*EXERCISE TASK:* The records below are to be repeated in full, exactly as they are.

(Data items)
++++++++
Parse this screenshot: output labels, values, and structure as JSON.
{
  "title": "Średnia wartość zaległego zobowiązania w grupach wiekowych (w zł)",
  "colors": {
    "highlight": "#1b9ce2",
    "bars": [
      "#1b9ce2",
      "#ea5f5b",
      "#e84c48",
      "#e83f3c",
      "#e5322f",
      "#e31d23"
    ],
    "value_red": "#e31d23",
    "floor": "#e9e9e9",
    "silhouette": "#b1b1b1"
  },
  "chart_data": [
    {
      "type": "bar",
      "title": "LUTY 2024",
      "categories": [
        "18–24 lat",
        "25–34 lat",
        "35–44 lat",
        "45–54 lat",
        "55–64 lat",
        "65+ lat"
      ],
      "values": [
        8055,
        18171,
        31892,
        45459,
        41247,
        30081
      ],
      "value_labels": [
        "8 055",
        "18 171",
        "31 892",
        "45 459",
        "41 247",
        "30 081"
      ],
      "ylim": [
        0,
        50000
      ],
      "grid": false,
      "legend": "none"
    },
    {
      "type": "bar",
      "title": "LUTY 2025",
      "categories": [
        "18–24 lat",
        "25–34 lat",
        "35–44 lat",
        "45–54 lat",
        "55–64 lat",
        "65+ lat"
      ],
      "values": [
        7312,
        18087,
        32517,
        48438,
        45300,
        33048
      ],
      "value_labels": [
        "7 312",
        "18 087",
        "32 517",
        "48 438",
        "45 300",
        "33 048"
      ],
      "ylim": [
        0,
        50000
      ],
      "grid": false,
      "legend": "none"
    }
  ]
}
++++++++
*OUTPUT OF THE EXERCISE:*
Parse this screenshot: output labels, values, and structure as JSON.
{
  "title": "Średnia wartość zaległego zobowiązania w grupach wiekowych (w zł)",
  "colors": {
    "highlight": "#1b9ce2",
    "bars": [
      "#1b9ce2",
      "#ea5f5b",
      "#e84c48",
      "#e83f3c",
      "#e5322f",
      "#e31d23"
    ],
    "value_red": "#e31d23",
    "floor": "#e9e9e9",
    "silhouette": "#b1b1b1"
  },
  "chart_data": [
    {
      "type": "bar",
      "title": "LUTY 2024",
      "categories": [
        "18–24 lat",
        "25–34 lat",
        "35–44 lat",
        "45–54 lat",
        "55–64 lat",
        "65+ lat"
      ],
      "values": [
        8055,
        18171,
        31892,
        45459,
        41247,
        30081
      ],
      "value_labels": [
        "8 055",
        "18 171",
        "31 892",
        "45 459",
        "41 247",
        "30 081"
      ],
      "ylim": [
        0,
        50000
      ],
      "grid": false,
      "legend": "none"
    },
    {
      "type": "bar",
      "title": "LUTY 2025",
      "categories": [
        "18–24 lat",
        "25–34 lat",
        "35–44 lat",
        "45–54 lat",
        "55–64 lat",
        "65+ lat"
      ],
      "values": [
        7312,
        18087,
        32517,
        48438,
        45300,
        33048
      ],
      "value_labels": [
        "7 312",
        "18 087",
        "32 517",
        "48 438",
        "45 300",
        "33 048"
      ],
      "ylim": [
        0,
        50000
      ],
      "grid": false,
      "legend": "none"
    }
  ]
}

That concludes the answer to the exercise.